Leaving the pictures aside, transcribe every line below exactly.
## begin Data for this exercise
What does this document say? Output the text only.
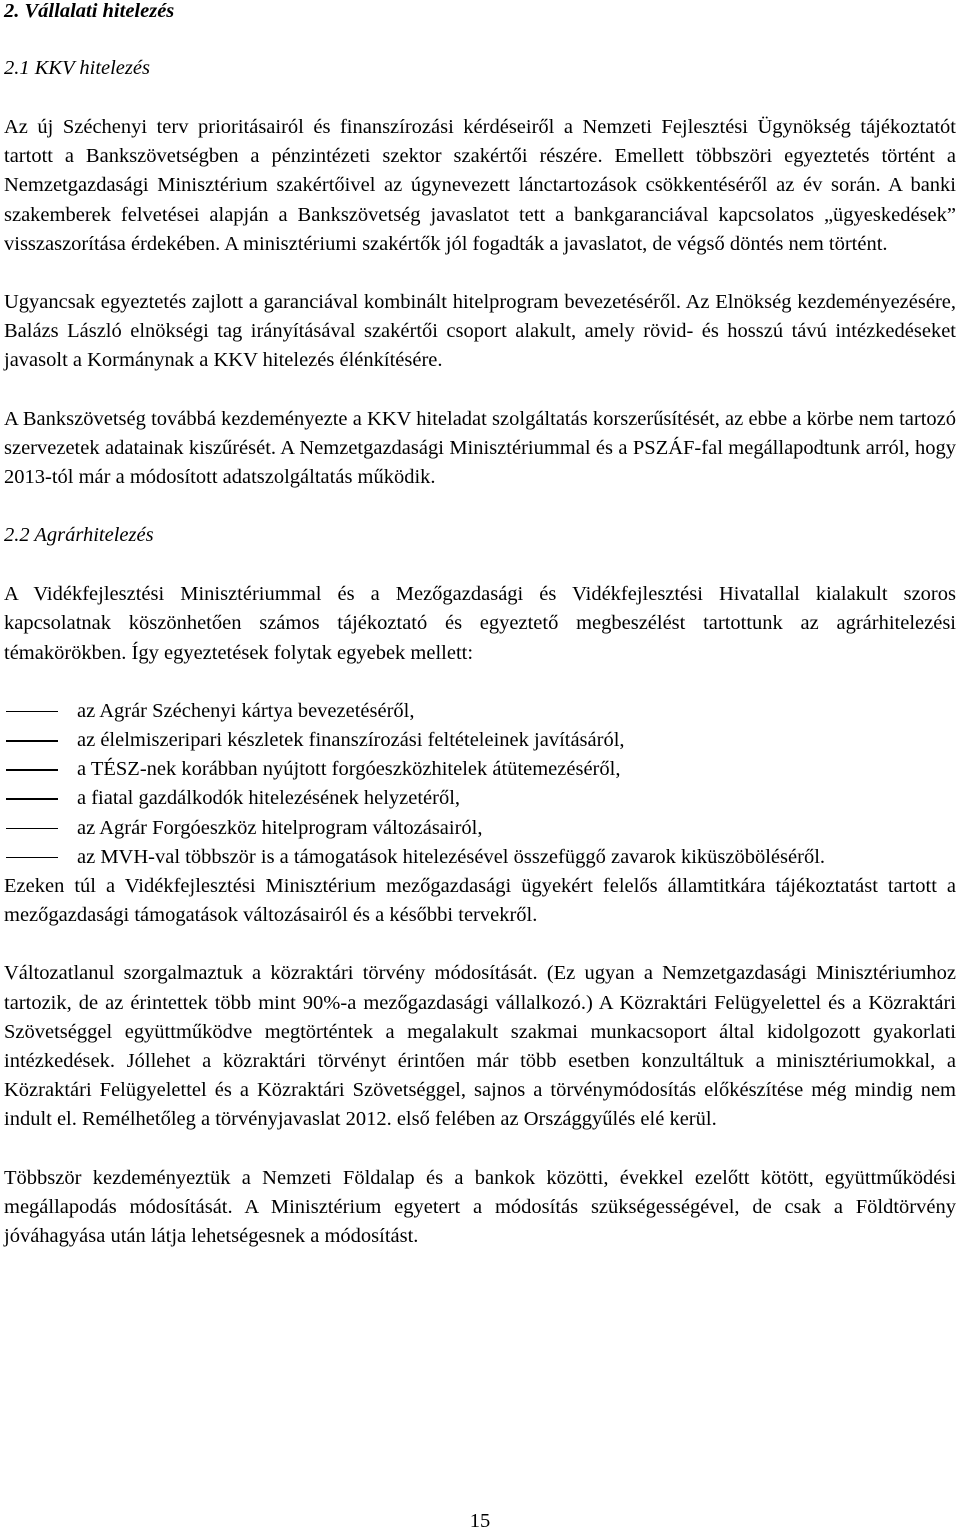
2. Vállalati hitelezés
2.1 KKV hitelezés

Az új Széchenyi terv prioritásairól és finanszírozási kérdéseiről a Nemzeti Fejlesztési Ügynökség tájékoztatót tartott a Bankszövetségben a pénzintézeti szektor szakértői részére. Emellett többszöri egyeztetés történt a Nemzetgazdasági Minisztérium szakértőivel az úgynevezett lánctartozások csökkentéséről az év során. A banki szakemberek felvetései alapján a Bankszövetség javaslatot tett a bankgaranciával kapcsolatos „ügyeskedések” visszaszorítása érdekében. A minisztériumi szakértők jól fogadták a javaslatot, de végső döntés nem történt.

Ugyancsak egyeztetés zajlott a garanciával kombinált hitelprogram bevezetéséről. Az Elnökség kezdeményezésére, Balázs László elnökségi tag irányításával szakértői csoport alakult, amely rövid- és hosszú távú intézkedéseket javasolt a Kormánynak a KKV hitelezés élénkítésére.

A Bankszövetség továbbá kezdeményezte a KKV hiteladat szolgáltatás korszerűsítését, az ebbe a körbe nem tartozó szervezetek adatainak kiszűrését. A Nemzetgazdasági Minisztériummal és a PSZÁF-fal megállapodtunk arról, hogy 2013-tól már a módosított adatszolgáltatás működik.

2.2 Agrárhitelezés

A Vidékfejlesztési Minisztériummal és a Mezőgazdasági és Vidékfejlesztési Hivatallal kialakult szoros kapcsolatnak köszönhetően számos tájékoztató és egyeztető megbeszélést tartottunk az agrárhitelezési témakörökben. Így egyeztetések folytak egyebek mellett:

az Agrár Széchenyi kártya bevezetéséről,
az élelmiszeripari készletek finanszírozási feltételeinek javításáról,
a TÉSZ-nek korábban nyújtott forgóeszközhitelek átütemezéséről,
a fiatal gazdálkodók hitelezésének helyzetéről,
az Agrár Forgóeszköz hitelprogram változásairól,
az MVH-val többször is a támogatások hitelezésével összefüggő zavarok kiküszöböléséről.

Ezeken túl a Vidékfejlesztési Minisztérium mezőgazdasági ügyekért felelős államtitkára tájékoztatást tartott a mezőgazdasági támogatások változásairól és a későbbi tervekről.

Változatlanul szorgalmaztuk a közraktári törvény módosítását. (Ez ugyan a Nemzetgazdasági Minisztériumhoz tartozik, de az érintettek több mint 90%-a mezőgazdasági vállalkozó.) A Közraktári Felügyelettel és a Közraktári Szövetséggel együttműködve megtörténtek a megalakult szakmai munkacsoport által kidolgozott gyakorlati intézkedések. Jóllehet a közraktári törvényt érintően már több esetben konzultáltuk a minisztériumokkal, a Közraktári Felügyelettel és a Közraktári Szövetséggel, sajnos a törvénymódosítás előkészítése még mindig nem indult el. Remélhetőleg a törvényjavaslat 2012. első felében az Országgyűlés elé kerül.

Többször kezdeményeztük a Nemzeti Földalap és a bankok közötti, évekkel ezelőtt kötött, együttműködési megállapodás módosítását. A Minisztérium egyetert a módosítás szükségességével, de csak a Földtörvény jóváhagyása után látja lehetségesnek a módosítást.

15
## end Data for this exercise
» **Final answer**
What does this document say? Output the text only.
2. Vállalati hitelezés
2.1 KKV hitelezés

Az új Széchenyi terv prioritásairól és finanszírozási kérdéseiről a Nemzeti Fejlesztési Ügynökség tájékoztatót tartott a Bankszövetségben a pénzintézeti szektor szakértői részére. Emellett többszöri egyeztetés történt a Nemzetgazdasági Minisztérium szakértőivel az úgynevezett lánctartozások csökkentéséről az év során. A banki szakemberek felvetései alapján a Bankszövetség javaslatot tett a bankgaranciával kapcsolatos „ügyeskedések” visszaszorítása érdekében. A minisztériumi szakértők jól fogadták a javaslatot, de végső döntés nem történt.

Ugyancsak egyeztetés zajlott a garanciával kombinált hitelprogram bevezetéséről. Az Elnökség kezdeményezésére, Balázs László elnökségi tag irányításával szakértői csoport alakult, amely rövid- és hosszú távú intézkedéseket javasolt a Kormánynak a KKV hitelezés élénkítésére.

A Bankszövetség továbbá kezdeményezte a KKV hiteladat szolgáltatás korszerűsítését, az ebbe a körbe nem tartozó szervezetek adatainak kiszűrését. A Nemzetgazdasági Minisztériummal és a PSZÁF-fal megállapodtunk arról, hogy 2013-tól már a módosított adatszolgáltatás működik.

2.2 Agrárhitelezés

A Vidékfejlesztési Minisztériummal és a Mezőgazdasági és Vidékfejlesztési Hivatallal kialakult szoros kapcsolatnak köszönhetően számos tájékoztató és egyeztető megbeszélést tartottunk az agrárhitelezési témakörökben. Így egyeztetések folytak egyebek mellett:

az Agrár Széchenyi kártya bevezetéséről,
az élelmiszeripari készletek finanszírozási feltételeinek javításáról,
a TÉSZ-nek korábban nyújtott forgóeszközhitelek átütemezéséről,
a fiatal gazdálkodók hitelezésének helyzetéről,
az Agrár Forgóeszköz hitelprogram változásairól,
az MVH-val többször is a támogatások hitelezésével összefüggő zavarok kiküszöböléséről.

Ezeken túl a Vidékfejlesztési Minisztérium mezőgazdasági ügyekért felelős államtitkára tájékoztatást tartott a mezőgazdasági támogatások változásairól és a későbbi tervekről.

Változatlanul szorgalmaztuk a közraktári törvény módosítását. (Ez ugyan a Nemzetgazdasági Minisztériumhoz tartozik, de az érintettek több mint 90%-a mezőgazdasági vállalkozó.) A Közraktári Felügyelettel és a Közraktári Szövetséggel együttműködve megtörténtek a megalakult szakmai munkacsoport által kidolgozott gyakorlati intézkedések. Jóllehet a közraktári törvényt érintően már több esetben konzultáltuk a minisztériumokkal, a Közraktári Felügyelettel és a Közraktári Szövetséggel, sajnos a törvénymódosítás előkészítése még mindig nem indult el. Remélhetőleg a törvényjavaslat 2012. első felében az Országgyűlés elé kerül.

Többször kezdeményeztük a Nemzeti Földalap és a bankok közötti, évekkel ezelőtt kötött, együttműködési megállapodás módosítását. A Minisztérium egyetert a módosítás szükségességével, de csak a Földtörvény jóváhagyása után látja lehetségesnek a módosítást.

15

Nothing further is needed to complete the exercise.